Data excerpts
'''
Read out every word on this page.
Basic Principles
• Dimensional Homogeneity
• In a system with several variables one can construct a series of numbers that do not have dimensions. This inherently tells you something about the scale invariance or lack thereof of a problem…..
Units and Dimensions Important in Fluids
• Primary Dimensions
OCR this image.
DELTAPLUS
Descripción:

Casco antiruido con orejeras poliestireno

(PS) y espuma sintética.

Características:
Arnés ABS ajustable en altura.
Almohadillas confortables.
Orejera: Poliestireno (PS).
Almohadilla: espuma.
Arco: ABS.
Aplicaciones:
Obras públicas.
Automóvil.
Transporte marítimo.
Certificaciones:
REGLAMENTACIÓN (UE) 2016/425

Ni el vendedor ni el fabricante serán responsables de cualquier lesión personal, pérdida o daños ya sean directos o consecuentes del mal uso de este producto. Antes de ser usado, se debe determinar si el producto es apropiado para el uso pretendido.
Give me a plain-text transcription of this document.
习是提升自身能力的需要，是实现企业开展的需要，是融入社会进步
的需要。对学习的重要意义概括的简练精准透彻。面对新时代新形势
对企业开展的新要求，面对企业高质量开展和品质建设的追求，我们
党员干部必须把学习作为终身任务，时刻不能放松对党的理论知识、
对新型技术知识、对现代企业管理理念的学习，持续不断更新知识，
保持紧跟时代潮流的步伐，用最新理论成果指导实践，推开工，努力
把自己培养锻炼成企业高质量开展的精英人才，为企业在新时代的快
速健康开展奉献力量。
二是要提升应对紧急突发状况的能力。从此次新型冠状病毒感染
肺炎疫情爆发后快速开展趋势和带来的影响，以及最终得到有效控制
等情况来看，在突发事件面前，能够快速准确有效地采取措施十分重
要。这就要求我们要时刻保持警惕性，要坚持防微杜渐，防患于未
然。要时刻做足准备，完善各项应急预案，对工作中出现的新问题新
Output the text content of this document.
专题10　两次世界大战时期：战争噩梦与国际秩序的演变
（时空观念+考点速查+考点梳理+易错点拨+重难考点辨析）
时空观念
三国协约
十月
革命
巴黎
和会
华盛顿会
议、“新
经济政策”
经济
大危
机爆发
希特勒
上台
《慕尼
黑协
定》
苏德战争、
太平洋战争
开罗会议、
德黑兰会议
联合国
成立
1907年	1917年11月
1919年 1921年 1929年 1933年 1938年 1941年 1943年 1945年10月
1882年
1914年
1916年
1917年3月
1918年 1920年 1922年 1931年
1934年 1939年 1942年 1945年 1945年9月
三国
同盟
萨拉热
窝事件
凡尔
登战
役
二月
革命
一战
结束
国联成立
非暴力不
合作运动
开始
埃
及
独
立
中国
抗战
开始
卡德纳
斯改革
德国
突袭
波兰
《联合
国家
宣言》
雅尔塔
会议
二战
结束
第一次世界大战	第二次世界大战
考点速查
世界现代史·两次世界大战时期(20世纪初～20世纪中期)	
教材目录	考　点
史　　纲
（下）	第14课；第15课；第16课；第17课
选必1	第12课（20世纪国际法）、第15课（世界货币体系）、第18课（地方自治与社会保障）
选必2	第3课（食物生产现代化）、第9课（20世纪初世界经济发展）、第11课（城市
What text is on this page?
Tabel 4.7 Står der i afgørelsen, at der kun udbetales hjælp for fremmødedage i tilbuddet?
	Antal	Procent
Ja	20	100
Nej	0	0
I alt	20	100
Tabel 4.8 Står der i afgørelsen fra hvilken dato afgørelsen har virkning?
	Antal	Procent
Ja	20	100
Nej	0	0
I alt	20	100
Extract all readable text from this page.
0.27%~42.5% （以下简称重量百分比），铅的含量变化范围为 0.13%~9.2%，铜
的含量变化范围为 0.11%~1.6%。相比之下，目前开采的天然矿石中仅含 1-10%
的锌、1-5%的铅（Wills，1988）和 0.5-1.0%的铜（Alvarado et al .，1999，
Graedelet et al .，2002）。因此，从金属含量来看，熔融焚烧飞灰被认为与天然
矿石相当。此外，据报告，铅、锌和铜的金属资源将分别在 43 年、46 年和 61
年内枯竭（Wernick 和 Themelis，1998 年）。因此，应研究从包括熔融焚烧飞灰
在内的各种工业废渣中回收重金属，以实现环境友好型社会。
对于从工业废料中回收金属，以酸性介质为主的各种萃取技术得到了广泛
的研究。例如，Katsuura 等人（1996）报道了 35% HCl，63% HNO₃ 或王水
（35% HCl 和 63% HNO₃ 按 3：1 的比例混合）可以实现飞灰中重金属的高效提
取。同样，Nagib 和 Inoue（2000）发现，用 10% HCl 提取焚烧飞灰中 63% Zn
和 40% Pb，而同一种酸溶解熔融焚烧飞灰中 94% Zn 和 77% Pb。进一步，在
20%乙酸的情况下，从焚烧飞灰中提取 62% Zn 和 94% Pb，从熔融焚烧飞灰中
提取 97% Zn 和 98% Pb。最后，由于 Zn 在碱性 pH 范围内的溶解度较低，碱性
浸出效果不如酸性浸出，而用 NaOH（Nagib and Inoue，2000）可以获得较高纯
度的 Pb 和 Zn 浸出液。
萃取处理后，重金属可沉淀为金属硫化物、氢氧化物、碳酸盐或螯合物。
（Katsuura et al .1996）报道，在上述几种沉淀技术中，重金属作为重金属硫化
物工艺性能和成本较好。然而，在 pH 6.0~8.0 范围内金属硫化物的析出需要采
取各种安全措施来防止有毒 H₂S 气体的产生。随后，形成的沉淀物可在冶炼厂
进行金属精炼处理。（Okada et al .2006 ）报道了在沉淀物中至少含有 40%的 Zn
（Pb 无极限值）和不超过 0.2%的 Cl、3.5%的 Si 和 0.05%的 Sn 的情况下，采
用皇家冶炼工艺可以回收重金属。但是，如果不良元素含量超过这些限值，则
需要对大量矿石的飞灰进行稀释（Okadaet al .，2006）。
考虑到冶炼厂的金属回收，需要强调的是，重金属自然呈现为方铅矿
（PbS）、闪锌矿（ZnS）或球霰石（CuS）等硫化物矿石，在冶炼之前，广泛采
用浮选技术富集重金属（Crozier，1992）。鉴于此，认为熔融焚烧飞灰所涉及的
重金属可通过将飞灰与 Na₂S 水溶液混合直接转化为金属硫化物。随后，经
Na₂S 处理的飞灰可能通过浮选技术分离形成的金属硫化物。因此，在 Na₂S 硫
'''
Given task ->
Your task is to print the whole listing again exactly.

In response ->
Read out every word on this page.
Basic Principles
• Dimensional Homogeneity
• In a system with several variables one can construct a series of numbers that do not have dimensions. This inherently tells you something about the scale invariance or lack thereof of a problem…..
Units and Dimensions Important in Fluids
• Primary Dimensions
OCR this image.
DELTAPLUS
Descripción:

Casco antiruido con orejeras poliestireno

(PS) y espuma sintética.

Características:
Arnés ABS ajustable en altura.
Almohadillas confortables.
Orejera: Poliestireno (PS).
Almohadilla: espuma.
Arco: ABS.
Aplicaciones:
Obras públicas.
Automóvil.
Transporte marítimo.
Certificaciones:
REGLAMENTACIÓN (UE) 2016/425

Ni el vendedor ni el fabricante serán responsables de cualquier lesión personal, pérdida o daños ya sean directos o consecuentes del mal uso de este producto. Antes de ser usado, se debe determinar si el producto es apropiado para el uso pretendido.
Give me a plain-text transcription of this document.
习是提升自身能力的需要，是实现企业开展的需要，是融入社会进步
的需要。对学习的重要意义概括的简练精准透彻。面对新时代新形势
对企业开展的新要求，面对企业高质量开展和品质建设的追求，我们
党员干部必须把学习作为终身任务，时刻不能放松对党的理论知识、
对新型技术知识、对现代企业管理理念的学习，持续不断更新知识，
保持紧跟时代潮流的步伐，用最新理论成果指导实践，推开工，努力
把自己培养锻炼成企业高质量开展的精英人才，为企业在新时代的快
速健康开展奉献力量。
二是要提升应对紧急突发状况的能力。从此次新型冠状病毒感染
肺炎疫情爆发后快速开展趋势和带来的影响，以及最终得到有效控制
等情况来看，在突发事件面前，能够快速准确有效地采取措施十分重
要。这就要求我们要时刻保持警惕性，要坚持防微杜渐，防患于未
然。要时刻做足准备，完善各项应急预案，对工作中出现的新问题新
Output the text content of this document.
专题10　两次世界大战时期：战争噩梦与国际秩序的演变
（时空观念+考点速查+考点梳理+易错点拨+重难考点辨析）
时空观念
三国协约
十月
革命
巴黎
和会
华盛顿会
议、“新
经济政策”
经济
大危
机爆发
希特勒
上台
《慕尼
黑协
定》
苏德战争、
太平洋战争
开罗会议、
德黑兰会议
联合国
成立
1907年	1917年11月
1919年 1921年 1929年 1933年 1938年 1941年 1943年 1945年10月
1882年
1914年
1916年
1917年3月
1918年 1920年 1922年 1931年
1934年 1939年 1942年 1945年 1945年9月
三国
同盟
萨拉热
窝事件
凡尔
登战
役
二月
革命
一战
结束
国联成立
非暴力不
合作运动
开始
埃
及
独
立
中国
抗战
开始
卡德纳
斯改革
德国
突袭
波兰
《联合
国家
宣言》
雅尔塔
会议
二战
结束
第一次世界大战	第二次世界大战
考点速查
世界现代史·两次世界大战时期(20世纪初～20世纪中期)	
教材目录	考　点
史　　纲
（下）	第14课；第15课；第16课；第17课
选必1	第12课（20世纪国际法）、第15课（世界货币体系）、第18课（地方自治与社会保障）
选必2	第3课（食物生产现代化）、第9课（20世纪初世界经济发展）、第11课（城市
What text is on this page?
Tabel 4.7 Står der i afgørelsen, at der kun udbetales hjælp for fremmødedage i tilbuddet?
	Antal	Procent
Ja	20	100
Nej	0	0
I alt	20	100
Tabel 4.8 Står der i afgørelsen fra hvilken dato afgørelsen har virkning?
	Antal	Procent
Ja	20	100
Nej	0	0
I alt	20	100
Extract all readable text from this page.
0.27%~42.5% （以下简称重量百分比），铅的含量变化范围为 0.13%~9.2%，铜
的含量变化范围为 0.11%~1.6%。相比之下，目前开采的天然矿石中仅含 1-10%
的锌、1-5%的铅（Wills，1988）和 0.5-1.0%的铜（Alvarado et al .，1999，
Graedelet et al .，2002）。因此，从金属含量来看，熔融焚烧飞灰被认为与天然
矿石相当。此外，据报告，铅、锌和铜的金属资源将分别在 43 年、46 年和 61
年内枯竭（Wernick 和 Themelis，1998 年）。因此，应研究从包括熔融焚烧飞灰
在内的各种工业废渣中回收重金属，以实现环境友好型社会。
对于从工业废料中回收金属，以酸性介质为主的各种萃取技术得到了广泛
的研究。例如，Katsuura 等人（1996）报道了 35% HCl，63% HNO₃ 或王水
（35% HCl 和 63% HNO₃ 按 3：1 的比例混合）可以实现飞灰中重金属的高效提
取。同样，Nagib 和 Inoue（2000）发现，用 10% HCl 提取焚烧飞灰中 63% Zn
和 40% Pb，而同一种酸溶解熔融焚烧飞灰中 94% Zn 和 77% Pb。进一步，在
20%乙酸的情况下，从焚烧飞灰中提取 62% Zn 和 94% Pb，从熔融焚烧飞灰中
提取 97% Zn 和 98% Pb。最后，由于 Zn 在碱性 pH 范围内的溶解度较低，碱性
浸出效果不如酸性浸出，而用 NaOH（Nagib and Inoue，2000）可以获得较高纯
度的 Pb 和 Zn 浸出液。
萃取处理后，重金属可沉淀为金属硫化物、氢氧化物、碳酸盐或螯合物。
（Katsuura et al .1996）报道，在上述几种沉淀技术中，重金属作为重金属硫化
物工艺性能和成本较好。然而，在 pH 6.0~8.0 范围内金属硫化物的析出需要采
取各种安全措施来防止有毒 H₂S 气体的产生。随后，形成的沉淀物可在冶炼厂
进行金属精炼处理。（Okada et al .2006 ）报道了在沉淀物中至少含有 40%的 Zn
（Pb 无极限值）和不超过 0.2%的 Cl、3.5%的 Si 和 0.05%的 Sn 的情况下，采
用皇家冶炼工艺可以回收重金属。但是，如果不良元素含量超过这些限值，则
需要对大量矿石的飞灰进行稀释（Okadaet al .，2006）。
考虑到冶炼厂的金属回收，需要强调的是，重金属自然呈现为方铅矿
（PbS）、闪锌矿（ZnS）或球霰石（CuS）等硫化物矿石，在冶炼之前，广泛采
用浮选技术富集重金属（Crozier，1992）。鉴于此，认为熔融焚烧飞灰所涉及的
重金属可通过将飞灰与 Na₂S 水溶液混合直接转化为金属硫化物。随后，经
Na₂S 处理的飞灰可能通过浮选技术分离形成的金属硫化物。因此，在 Na₂S 硫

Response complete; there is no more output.